=== Data section ===

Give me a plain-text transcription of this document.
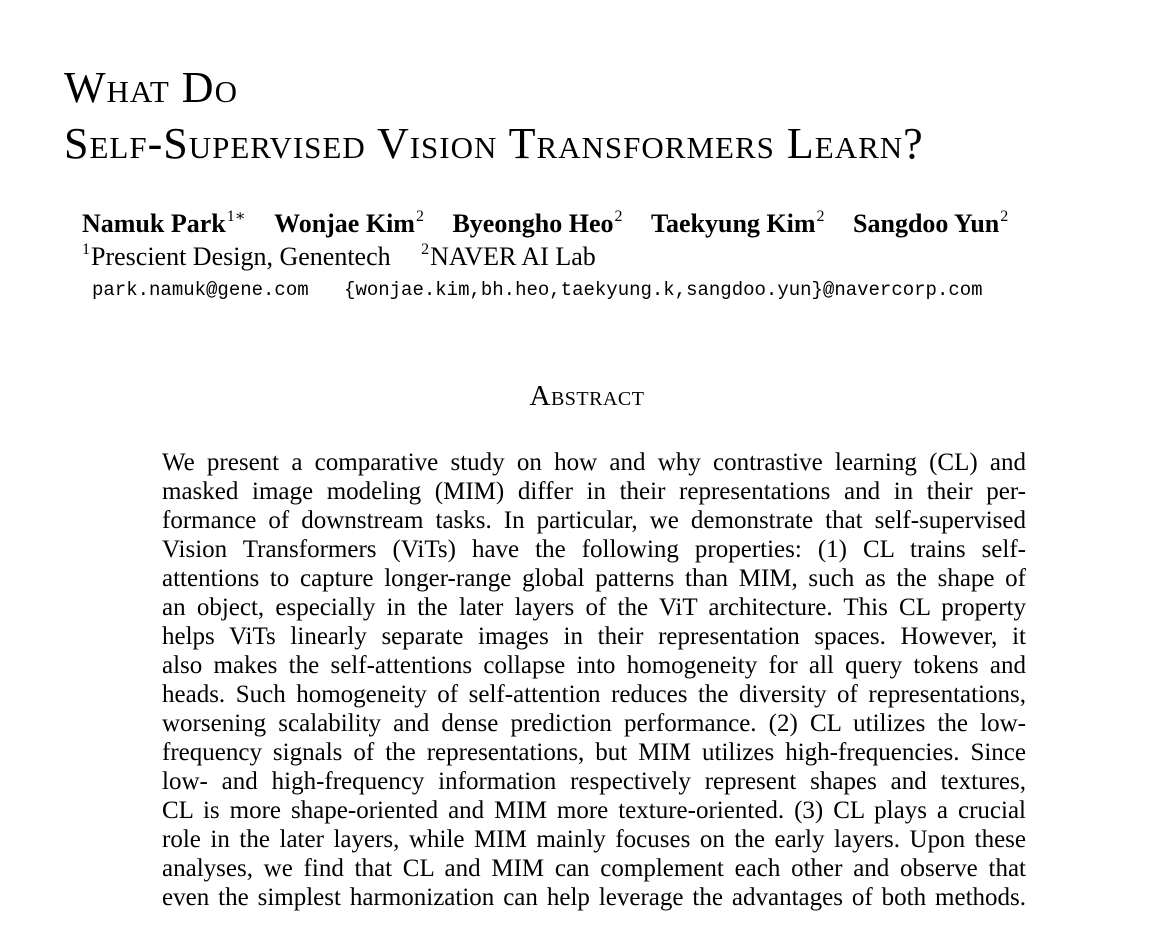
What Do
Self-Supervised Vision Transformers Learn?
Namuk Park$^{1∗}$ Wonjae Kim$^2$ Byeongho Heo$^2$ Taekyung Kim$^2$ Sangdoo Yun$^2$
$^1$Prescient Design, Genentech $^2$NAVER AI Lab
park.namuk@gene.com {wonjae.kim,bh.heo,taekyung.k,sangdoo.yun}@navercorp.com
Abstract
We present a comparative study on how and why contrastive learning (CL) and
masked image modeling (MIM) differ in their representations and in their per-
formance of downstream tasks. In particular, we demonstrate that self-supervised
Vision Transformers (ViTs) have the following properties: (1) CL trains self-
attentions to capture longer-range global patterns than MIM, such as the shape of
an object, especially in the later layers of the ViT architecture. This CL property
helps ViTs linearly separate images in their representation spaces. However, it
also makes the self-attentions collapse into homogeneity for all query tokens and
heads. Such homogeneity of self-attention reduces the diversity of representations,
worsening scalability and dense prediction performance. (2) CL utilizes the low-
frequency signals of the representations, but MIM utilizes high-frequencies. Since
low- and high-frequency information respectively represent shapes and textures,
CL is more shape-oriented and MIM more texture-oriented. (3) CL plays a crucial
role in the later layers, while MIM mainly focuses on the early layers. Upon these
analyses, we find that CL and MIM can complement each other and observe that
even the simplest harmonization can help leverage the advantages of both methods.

===

Repeat the data in full and exactly. Omit pictures.

● Task solution:
Give me a plain-text transcription of this document.
What Do
Self-Supervised Vision Transformers Learn?
Namuk Park$^{1∗}$ Wonjae Kim$^2$ Byeongho Heo$^2$ Taekyung Kim$^2$ Sangdoo Yun$^2$
$^1$Prescient Design, Genentech $^2$NAVER AI Lab
park.namuk@gene.com {wonjae.kim,bh.heo,taekyung.k,sangdoo.yun}@navercorp.com
Abstract
We present a comparative study on how and why contrastive learning (CL) and
masked image modeling (MIM) differ in their representations and in their per-
formance of downstream tasks. In particular, we demonstrate that self-supervised
Vision Transformers (ViTs) have the following properties: (1) CL trains self-
attentions to capture longer-range global patterns than MIM, such as the shape of
an object, especially in the later layers of the ViT architecture. This CL property
helps ViTs linearly separate images in their representation spaces. However, it
also makes the self-attentions collapse into homogeneity for all query tokens and
heads. Such homogeneity of self-attention reduces the diversity of representations,
worsening scalability and dense prediction performance. (2) CL utilizes the low-
frequency signals of the representations, but MIM utilizes high-frequencies. Since
low- and high-frequency information respectively represent shapes and textures,
CL is more shape-oriented and MIM more texture-oriented. (3) CL plays a crucial
role in the later layers, while MIM mainly focuses on the early layers. Upon these
analyses, we find that CL and MIM can complement each other and observe that
even the simplest harmonization can help leverage the advantages of both methods.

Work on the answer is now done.